***** LISTED ENTRIES

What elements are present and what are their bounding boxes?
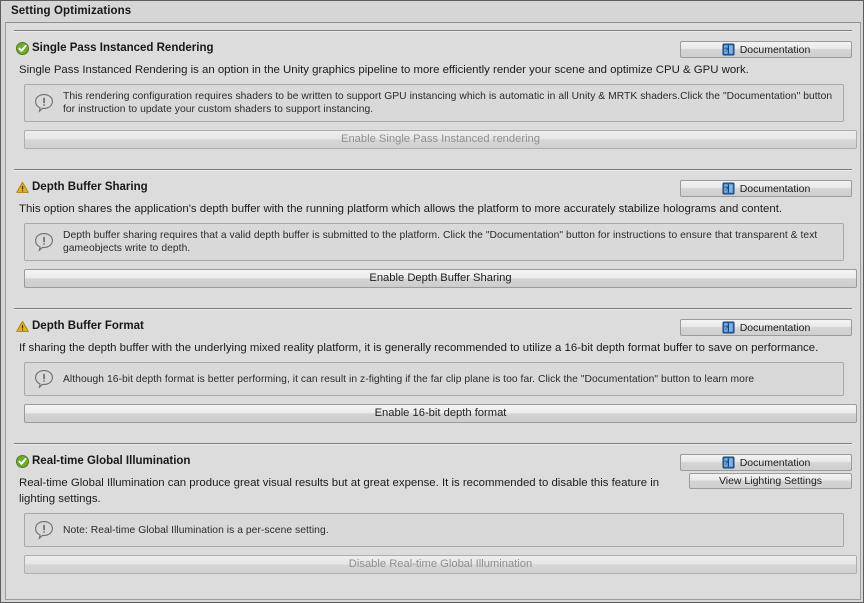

**********
***** LISTED ENTRIES

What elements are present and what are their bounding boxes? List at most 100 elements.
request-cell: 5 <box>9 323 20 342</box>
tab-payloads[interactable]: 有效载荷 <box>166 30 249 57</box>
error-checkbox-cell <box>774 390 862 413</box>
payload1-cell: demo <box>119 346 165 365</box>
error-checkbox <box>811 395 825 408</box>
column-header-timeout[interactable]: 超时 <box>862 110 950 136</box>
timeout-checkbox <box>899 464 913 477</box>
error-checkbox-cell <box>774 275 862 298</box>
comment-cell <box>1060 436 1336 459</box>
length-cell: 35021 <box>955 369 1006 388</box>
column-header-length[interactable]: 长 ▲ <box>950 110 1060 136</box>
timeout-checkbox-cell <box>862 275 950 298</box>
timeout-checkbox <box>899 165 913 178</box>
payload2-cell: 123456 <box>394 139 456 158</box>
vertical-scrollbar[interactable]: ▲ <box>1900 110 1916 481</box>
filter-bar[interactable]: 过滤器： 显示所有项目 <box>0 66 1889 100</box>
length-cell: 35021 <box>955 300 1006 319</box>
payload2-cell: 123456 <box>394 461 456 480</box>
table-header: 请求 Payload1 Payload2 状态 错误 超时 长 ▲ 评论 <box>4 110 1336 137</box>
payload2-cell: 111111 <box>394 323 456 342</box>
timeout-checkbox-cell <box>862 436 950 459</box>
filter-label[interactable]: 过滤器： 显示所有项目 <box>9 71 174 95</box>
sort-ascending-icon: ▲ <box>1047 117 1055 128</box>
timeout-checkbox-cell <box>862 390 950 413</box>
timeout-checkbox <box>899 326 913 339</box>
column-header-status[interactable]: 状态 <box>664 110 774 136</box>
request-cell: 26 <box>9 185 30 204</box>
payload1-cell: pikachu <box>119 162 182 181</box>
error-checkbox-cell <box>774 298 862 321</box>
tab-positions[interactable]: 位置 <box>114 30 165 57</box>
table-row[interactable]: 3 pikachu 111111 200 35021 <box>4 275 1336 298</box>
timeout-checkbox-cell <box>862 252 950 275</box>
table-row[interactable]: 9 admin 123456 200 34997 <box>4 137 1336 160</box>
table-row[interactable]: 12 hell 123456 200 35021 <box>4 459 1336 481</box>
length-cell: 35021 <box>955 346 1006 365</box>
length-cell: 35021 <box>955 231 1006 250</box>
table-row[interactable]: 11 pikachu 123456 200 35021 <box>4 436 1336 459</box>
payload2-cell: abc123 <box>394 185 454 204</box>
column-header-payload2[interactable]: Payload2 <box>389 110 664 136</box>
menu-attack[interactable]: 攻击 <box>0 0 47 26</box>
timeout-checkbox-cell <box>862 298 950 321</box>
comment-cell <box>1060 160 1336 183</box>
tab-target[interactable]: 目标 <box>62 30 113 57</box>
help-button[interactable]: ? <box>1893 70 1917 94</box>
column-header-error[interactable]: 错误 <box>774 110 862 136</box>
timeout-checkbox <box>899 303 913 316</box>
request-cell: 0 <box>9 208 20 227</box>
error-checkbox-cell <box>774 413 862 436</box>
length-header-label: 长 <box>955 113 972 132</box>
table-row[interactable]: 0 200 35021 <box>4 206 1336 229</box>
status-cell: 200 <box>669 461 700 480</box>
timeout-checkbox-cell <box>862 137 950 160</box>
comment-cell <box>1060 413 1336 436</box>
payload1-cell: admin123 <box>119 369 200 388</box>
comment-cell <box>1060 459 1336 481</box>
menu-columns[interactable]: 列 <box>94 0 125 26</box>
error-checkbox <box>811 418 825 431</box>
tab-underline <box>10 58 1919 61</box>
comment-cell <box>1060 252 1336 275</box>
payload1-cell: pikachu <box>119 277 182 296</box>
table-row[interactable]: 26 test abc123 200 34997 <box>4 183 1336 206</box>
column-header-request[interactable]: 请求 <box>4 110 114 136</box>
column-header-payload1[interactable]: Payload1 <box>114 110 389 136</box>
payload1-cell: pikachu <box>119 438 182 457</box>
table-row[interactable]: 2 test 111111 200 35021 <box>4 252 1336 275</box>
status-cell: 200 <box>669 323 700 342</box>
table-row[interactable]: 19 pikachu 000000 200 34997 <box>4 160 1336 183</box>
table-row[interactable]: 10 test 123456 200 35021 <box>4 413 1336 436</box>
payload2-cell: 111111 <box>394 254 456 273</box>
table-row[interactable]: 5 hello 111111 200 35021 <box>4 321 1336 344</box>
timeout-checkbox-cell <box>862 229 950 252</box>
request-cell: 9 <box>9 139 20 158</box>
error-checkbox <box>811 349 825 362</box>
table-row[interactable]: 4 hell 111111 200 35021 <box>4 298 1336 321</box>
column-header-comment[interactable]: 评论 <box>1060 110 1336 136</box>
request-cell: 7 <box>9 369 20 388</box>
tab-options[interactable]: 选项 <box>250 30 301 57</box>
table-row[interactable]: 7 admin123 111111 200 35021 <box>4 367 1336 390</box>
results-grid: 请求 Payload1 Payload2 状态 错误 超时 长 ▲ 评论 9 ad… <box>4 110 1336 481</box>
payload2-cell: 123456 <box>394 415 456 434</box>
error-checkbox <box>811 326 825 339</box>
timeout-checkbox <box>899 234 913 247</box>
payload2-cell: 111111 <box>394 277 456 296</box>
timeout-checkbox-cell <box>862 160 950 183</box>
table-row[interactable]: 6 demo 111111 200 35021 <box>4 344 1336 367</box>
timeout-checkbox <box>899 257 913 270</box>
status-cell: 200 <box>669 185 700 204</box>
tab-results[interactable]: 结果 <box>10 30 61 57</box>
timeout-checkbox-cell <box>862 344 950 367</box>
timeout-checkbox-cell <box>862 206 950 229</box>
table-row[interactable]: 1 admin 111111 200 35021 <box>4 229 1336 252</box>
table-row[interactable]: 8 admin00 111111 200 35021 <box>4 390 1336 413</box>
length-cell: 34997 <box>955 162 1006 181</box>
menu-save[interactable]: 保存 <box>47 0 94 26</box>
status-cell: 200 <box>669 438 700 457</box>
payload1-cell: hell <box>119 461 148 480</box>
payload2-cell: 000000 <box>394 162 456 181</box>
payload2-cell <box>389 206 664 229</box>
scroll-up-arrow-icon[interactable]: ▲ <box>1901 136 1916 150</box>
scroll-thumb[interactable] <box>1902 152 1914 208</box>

**********

◆ **WHAT THE TASK ASKS**: Please rewrite the stretch of lines from the one containing "most 100 elements." through the one containing "error-checkbox-cell <box>774 275", changing "demo" to "test" and leaving everything else as it is.

◆ **RESPONSE TO THIS TASK**:
What elements are present and what are their bounding boxes? List at most 100 elements.
request-cell: 5 <box>9 323 20 342</box>
tab-payloads[interactable]: 有效载荷 <box>166 30 249 57</box>
error-checkbox-cell <box>774 390 862 413</box>
payload1-cell: test <box>119 346 165 365</box>
error-checkbox <box>811 395 825 408</box>
column-header-timeout[interactable]: 超时 <box>862 110 950 136</box>
timeout-checkbox <box>899 464 913 477</box>
error-checkbox-cell <box>774 275 862 298</box>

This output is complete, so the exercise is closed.